--- Start of EXERCISE DATA ---
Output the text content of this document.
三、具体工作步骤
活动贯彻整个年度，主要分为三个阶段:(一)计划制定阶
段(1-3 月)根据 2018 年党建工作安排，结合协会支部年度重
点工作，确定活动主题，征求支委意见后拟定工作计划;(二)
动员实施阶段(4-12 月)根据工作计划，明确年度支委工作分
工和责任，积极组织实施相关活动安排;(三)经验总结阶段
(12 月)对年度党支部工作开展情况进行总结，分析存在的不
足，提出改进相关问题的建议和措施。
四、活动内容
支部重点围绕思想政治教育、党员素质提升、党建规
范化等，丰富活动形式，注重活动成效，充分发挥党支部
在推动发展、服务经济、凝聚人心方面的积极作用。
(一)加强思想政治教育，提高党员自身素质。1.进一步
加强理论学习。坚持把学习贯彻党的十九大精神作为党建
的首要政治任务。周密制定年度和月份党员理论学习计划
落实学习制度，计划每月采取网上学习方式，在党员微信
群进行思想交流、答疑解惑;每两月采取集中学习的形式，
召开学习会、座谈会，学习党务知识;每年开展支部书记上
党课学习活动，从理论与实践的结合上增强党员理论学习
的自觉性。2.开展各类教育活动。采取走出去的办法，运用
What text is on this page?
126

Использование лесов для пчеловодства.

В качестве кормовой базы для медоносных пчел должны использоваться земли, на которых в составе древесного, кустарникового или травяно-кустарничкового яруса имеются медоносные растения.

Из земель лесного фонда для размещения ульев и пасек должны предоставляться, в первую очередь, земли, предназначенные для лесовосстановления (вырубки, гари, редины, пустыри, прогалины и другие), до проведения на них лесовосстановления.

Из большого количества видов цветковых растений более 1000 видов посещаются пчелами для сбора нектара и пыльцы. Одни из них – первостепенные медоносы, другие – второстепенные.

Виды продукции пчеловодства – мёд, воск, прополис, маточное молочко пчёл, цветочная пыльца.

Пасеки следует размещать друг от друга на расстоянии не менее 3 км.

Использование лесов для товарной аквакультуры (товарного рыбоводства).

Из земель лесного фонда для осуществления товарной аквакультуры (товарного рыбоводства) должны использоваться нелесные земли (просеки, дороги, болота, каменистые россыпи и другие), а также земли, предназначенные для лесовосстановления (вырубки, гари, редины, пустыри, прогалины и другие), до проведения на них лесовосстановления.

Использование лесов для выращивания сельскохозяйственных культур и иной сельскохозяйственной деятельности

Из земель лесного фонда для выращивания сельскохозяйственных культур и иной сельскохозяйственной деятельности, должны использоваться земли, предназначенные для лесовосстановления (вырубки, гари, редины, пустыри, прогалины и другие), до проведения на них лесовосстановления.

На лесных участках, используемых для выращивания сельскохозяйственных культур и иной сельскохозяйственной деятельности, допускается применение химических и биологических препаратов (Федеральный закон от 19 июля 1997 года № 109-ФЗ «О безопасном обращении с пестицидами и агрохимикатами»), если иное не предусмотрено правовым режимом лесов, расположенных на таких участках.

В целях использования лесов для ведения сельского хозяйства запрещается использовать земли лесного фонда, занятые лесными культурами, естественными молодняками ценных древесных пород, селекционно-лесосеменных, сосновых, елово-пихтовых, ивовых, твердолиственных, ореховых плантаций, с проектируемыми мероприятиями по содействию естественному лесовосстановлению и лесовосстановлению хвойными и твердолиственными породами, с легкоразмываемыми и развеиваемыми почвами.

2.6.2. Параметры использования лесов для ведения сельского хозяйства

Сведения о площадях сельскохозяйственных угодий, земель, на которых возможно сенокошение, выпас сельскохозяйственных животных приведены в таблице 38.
--- End of EXERCISE DATA ---
## [THE REQUEST]
Return the entries in full, keeping every line exactly as it is.

## [ANSWER TO THE PROBLEM]
Output the text content of this document.
三、具体工作步骤
活动贯彻整个年度，主要分为三个阶段:(一)计划制定阶
段(1-3 月)根据 2018 年党建工作安排，结合协会支部年度重
点工作，确定活动主题，征求支委意见后拟定工作计划;(二)
动员实施阶段(4-12 月)根据工作计划，明确年度支委工作分
工和责任，积极组织实施相关活动安排;(三)经验总结阶段
(12 月)对年度党支部工作开展情况进行总结，分析存在的不
足，提出改进相关问题的建议和措施。
四、活动内容
支部重点围绕思想政治教育、党员素质提升、党建规
范化等，丰富活动形式，注重活动成效，充分发挥党支部
在推动发展、服务经济、凝聚人心方面的积极作用。
(一)加强思想政治教育，提高党员自身素质。1.进一步
加强理论学习。坚持把学习贯彻党的十九大精神作为党建
的首要政治任务。周密制定年度和月份党员理论学习计划
落实学习制度，计划每月采取网上学习方式，在党员微信
群进行思想交流、答疑解惑;每两月采取集中学习的形式，
召开学习会、座谈会，学习党务知识;每年开展支部书记上
党课学习活动，从理论与实践的结合上增强党员理论学习
的自觉性。2.开展各类教育活动。采取走出去的办法，运用
What text is on this page?
126

Использование лесов для пчеловодства.

В качестве кормовой базы для медоносных пчел должны использоваться земли, на которых в составе древесного, кустарникового или травяно-кустарничкового яруса имеются медоносные растения.

Из земель лесного фонда для размещения ульев и пасек должны предоставляться, в первую очередь, земли, предназначенные для лесовосстановления (вырубки, гари, редины, пустыри, прогалины и другие), до проведения на них лесовосстановления.

Из большого количества видов цветковых растений более 1000 видов посещаются пчелами для сбора нектара и пыльцы. Одни из них – первостепенные медоносы, другие – второстепенные.

Виды продукции пчеловодства – мёд, воск, прополис, маточное молочко пчёл, цветочная пыльца.

Пасеки следует размещать друг от друга на расстоянии не менее 3 км.

Использование лесов для товарной аквакультуры (товарного рыбоводства).

Из земель лесного фонда для осуществления товарной аквакультуры (товарного рыбоводства) должны использоваться нелесные земли (просеки, дороги, болота, каменистые россыпи и другие), а также земли, предназначенные для лесовосстановления (вырубки, гари, редины, пустыри, прогалины и другие), до проведения на них лесовосстановления.

Использование лесов для выращивания сельскохозяйственных культур и иной сельскохозяйственной деятельности

Из земель лесного фонда для выращивания сельскохозяйственных культур и иной сельскохозяйственной деятельности, должны использоваться земли, предназначенные для лесовосстановления (вырубки, гари, редины, пустыри, прогалины и другие), до проведения на них лесовосстановления.

На лесных участках, используемых для выращивания сельскохозяйственных культур и иной сельскохозяйственной деятельности, допускается применение химических и биологических препаратов (Федеральный закон от 19 июля 1997 года № 109-ФЗ «О безопасном обращении с пестицидами и агрохимикатами»), если иное не предусмотрено правовым режимом лесов, расположенных на таких участках.

В целях использования лесов для ведения сельского хозяйства запрещается использовать земли лесного фонда, занятые лесными культурами, естественными молодняками ценных древесных пород, селекционно-лесосеменных, сосновых, елово-пихтовых, ивовых, твердолиственных, ореховых плантаций, с проектируемыми мероприятиями по содействию естественному лесовосстановлению и лесовосстановлению хвойными и твердолиственными породами, с легкоразмываемыми и развеиваемыми почвами.

2.6.2. Параметры использования лесов для ведения сельского хозяйства

Сведения о площадях сельскохозяйственных угодий, земель, на которых возможно сенокошение, выпас сельскохозяйственных животных приведены в таблице 38.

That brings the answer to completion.